■ **AIM OF THE EXERCISE**
Copy, from the entries below, each line in which the string "this" appears.

>> start DATA SECTION

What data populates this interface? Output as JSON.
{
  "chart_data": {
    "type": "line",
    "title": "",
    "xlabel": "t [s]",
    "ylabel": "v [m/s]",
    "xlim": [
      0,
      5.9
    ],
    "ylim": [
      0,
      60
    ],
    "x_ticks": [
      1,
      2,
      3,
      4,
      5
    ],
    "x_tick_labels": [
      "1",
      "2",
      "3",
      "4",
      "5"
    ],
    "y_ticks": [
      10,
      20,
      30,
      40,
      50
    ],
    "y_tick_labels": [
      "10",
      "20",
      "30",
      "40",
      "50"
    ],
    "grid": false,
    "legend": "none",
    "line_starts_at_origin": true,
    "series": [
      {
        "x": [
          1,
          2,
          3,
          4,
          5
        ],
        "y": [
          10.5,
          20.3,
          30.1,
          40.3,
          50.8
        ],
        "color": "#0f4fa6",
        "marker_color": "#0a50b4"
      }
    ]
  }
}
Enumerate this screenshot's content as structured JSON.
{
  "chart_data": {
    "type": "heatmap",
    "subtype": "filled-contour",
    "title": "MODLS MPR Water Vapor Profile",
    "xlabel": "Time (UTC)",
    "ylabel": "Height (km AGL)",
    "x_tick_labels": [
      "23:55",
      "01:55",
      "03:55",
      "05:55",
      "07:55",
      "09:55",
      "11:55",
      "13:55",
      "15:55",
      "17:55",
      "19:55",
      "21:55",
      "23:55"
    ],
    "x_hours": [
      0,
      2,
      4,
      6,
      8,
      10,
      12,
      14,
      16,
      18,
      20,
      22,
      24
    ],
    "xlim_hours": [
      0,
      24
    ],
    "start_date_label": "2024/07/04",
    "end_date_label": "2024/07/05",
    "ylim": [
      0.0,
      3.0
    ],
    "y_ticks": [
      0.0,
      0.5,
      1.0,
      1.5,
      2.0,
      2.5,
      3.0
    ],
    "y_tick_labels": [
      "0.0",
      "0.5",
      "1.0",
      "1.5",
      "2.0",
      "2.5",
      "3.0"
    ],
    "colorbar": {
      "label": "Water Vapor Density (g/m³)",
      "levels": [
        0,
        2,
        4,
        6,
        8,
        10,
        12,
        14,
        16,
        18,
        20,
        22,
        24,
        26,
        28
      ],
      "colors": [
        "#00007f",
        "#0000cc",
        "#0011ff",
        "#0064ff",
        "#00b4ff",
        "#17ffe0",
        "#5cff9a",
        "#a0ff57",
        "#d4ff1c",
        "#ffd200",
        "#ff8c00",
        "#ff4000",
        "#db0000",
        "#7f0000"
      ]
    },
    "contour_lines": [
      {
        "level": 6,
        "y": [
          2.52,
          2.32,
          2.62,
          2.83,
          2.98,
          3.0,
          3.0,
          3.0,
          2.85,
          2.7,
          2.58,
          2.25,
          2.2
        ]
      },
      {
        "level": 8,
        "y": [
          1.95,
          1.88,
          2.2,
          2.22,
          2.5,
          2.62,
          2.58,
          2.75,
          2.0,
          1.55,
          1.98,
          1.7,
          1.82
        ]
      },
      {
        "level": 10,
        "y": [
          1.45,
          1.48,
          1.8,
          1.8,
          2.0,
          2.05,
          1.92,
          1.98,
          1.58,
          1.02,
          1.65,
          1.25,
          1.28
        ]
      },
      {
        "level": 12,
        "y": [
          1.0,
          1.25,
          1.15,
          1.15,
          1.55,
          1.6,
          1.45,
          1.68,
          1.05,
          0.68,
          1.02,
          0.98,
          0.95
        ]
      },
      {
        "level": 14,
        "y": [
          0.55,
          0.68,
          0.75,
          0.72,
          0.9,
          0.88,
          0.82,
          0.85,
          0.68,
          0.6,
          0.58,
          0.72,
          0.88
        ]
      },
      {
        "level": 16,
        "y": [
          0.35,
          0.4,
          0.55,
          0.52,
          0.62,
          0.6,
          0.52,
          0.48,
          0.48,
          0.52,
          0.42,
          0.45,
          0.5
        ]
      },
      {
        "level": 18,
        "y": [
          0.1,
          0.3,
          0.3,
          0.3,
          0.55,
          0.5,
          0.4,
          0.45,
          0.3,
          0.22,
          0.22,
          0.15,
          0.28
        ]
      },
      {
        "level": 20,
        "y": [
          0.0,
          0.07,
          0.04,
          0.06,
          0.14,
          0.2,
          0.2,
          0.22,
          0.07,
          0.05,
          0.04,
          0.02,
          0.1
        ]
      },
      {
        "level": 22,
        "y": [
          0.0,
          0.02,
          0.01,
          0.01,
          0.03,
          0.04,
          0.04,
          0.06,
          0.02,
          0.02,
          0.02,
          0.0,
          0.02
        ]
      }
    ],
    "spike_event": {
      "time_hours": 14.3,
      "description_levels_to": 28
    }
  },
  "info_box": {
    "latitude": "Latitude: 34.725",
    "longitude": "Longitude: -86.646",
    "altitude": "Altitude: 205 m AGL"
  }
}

>> end DATA SECTION

■ **WRITTEN ANSWER**
What data populates this interface? Output as JSON.
Enumerate this screenshot's content as structured JSON.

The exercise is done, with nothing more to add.